**Instruction**
Report every line in the listing below where the string "come" shows up.

Stored dataset items:
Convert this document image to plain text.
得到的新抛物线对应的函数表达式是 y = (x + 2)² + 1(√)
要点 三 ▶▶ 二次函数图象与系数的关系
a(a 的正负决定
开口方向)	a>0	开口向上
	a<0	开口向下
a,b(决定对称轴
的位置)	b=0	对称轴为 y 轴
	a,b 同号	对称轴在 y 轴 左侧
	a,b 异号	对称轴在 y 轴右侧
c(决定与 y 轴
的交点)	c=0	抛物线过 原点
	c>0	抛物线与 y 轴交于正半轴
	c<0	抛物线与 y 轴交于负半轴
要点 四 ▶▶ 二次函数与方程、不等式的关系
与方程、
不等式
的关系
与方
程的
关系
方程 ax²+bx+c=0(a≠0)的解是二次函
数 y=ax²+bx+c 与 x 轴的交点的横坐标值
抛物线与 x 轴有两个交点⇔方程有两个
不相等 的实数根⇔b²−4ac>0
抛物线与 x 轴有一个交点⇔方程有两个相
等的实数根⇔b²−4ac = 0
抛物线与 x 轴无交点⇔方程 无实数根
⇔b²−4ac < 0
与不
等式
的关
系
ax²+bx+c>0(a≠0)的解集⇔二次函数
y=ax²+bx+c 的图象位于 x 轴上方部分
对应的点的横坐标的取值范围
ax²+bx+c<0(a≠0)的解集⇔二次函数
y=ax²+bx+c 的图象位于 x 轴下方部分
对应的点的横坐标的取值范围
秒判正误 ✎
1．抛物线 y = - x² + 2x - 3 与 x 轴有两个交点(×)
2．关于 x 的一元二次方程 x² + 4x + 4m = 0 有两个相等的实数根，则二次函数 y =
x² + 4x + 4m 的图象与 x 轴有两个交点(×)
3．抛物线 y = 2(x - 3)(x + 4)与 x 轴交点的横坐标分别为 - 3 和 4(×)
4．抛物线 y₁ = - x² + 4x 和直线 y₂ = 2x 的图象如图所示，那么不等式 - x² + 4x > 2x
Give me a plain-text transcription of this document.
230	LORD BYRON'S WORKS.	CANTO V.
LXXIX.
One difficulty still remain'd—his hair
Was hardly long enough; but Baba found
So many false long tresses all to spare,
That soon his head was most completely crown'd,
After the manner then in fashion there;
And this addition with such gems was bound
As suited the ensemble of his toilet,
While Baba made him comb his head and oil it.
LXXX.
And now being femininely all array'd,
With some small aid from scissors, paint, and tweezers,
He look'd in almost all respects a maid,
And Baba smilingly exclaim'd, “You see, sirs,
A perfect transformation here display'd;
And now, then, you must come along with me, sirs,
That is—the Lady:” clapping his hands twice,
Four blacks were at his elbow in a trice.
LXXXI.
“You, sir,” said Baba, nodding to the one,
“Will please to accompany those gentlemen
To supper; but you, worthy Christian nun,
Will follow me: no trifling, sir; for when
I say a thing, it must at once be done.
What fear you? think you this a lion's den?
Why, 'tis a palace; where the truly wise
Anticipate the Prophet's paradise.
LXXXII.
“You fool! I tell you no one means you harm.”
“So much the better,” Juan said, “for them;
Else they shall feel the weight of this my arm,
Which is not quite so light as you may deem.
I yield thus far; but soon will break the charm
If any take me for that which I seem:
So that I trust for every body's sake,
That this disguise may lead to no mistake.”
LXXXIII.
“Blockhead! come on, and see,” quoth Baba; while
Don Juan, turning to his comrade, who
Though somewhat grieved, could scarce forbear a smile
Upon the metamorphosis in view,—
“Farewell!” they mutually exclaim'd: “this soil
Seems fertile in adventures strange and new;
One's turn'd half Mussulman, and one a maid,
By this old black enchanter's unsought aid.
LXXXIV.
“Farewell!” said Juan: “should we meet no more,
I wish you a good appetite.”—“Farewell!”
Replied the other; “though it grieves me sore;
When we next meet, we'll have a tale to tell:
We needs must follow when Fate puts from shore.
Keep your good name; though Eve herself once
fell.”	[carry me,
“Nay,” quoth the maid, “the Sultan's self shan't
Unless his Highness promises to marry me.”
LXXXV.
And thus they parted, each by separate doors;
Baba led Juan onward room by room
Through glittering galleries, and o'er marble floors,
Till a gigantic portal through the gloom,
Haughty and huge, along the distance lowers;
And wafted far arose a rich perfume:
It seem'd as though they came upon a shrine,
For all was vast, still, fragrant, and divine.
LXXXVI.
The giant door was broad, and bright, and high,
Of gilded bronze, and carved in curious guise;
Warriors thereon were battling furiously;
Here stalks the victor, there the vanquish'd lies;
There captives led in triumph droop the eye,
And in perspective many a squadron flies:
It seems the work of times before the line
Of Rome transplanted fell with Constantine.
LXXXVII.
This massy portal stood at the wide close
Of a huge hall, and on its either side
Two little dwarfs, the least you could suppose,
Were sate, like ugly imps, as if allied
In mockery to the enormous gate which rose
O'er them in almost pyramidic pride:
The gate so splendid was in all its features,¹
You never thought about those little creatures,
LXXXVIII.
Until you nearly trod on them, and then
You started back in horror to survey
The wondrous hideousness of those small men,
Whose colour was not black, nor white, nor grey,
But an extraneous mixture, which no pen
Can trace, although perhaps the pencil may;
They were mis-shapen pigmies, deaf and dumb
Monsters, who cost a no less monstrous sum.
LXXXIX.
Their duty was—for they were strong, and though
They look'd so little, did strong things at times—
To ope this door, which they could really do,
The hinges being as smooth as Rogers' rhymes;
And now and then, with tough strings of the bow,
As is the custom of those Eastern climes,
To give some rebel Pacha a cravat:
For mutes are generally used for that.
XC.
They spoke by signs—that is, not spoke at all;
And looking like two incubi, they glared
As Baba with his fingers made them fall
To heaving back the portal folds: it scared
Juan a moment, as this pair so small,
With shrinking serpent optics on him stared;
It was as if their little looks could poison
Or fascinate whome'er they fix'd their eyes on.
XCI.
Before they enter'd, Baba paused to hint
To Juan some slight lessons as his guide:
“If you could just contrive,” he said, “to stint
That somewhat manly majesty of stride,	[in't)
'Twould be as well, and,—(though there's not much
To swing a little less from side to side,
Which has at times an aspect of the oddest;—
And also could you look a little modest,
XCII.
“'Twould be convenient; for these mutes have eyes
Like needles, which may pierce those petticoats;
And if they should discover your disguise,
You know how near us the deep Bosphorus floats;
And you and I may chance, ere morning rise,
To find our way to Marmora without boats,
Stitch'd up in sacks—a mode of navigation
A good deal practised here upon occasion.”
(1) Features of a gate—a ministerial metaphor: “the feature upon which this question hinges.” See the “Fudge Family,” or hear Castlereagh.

**Solution**
And now, then, you must come along with me, sirs,
“Blockhead! come on, and see,” quoth Baba; while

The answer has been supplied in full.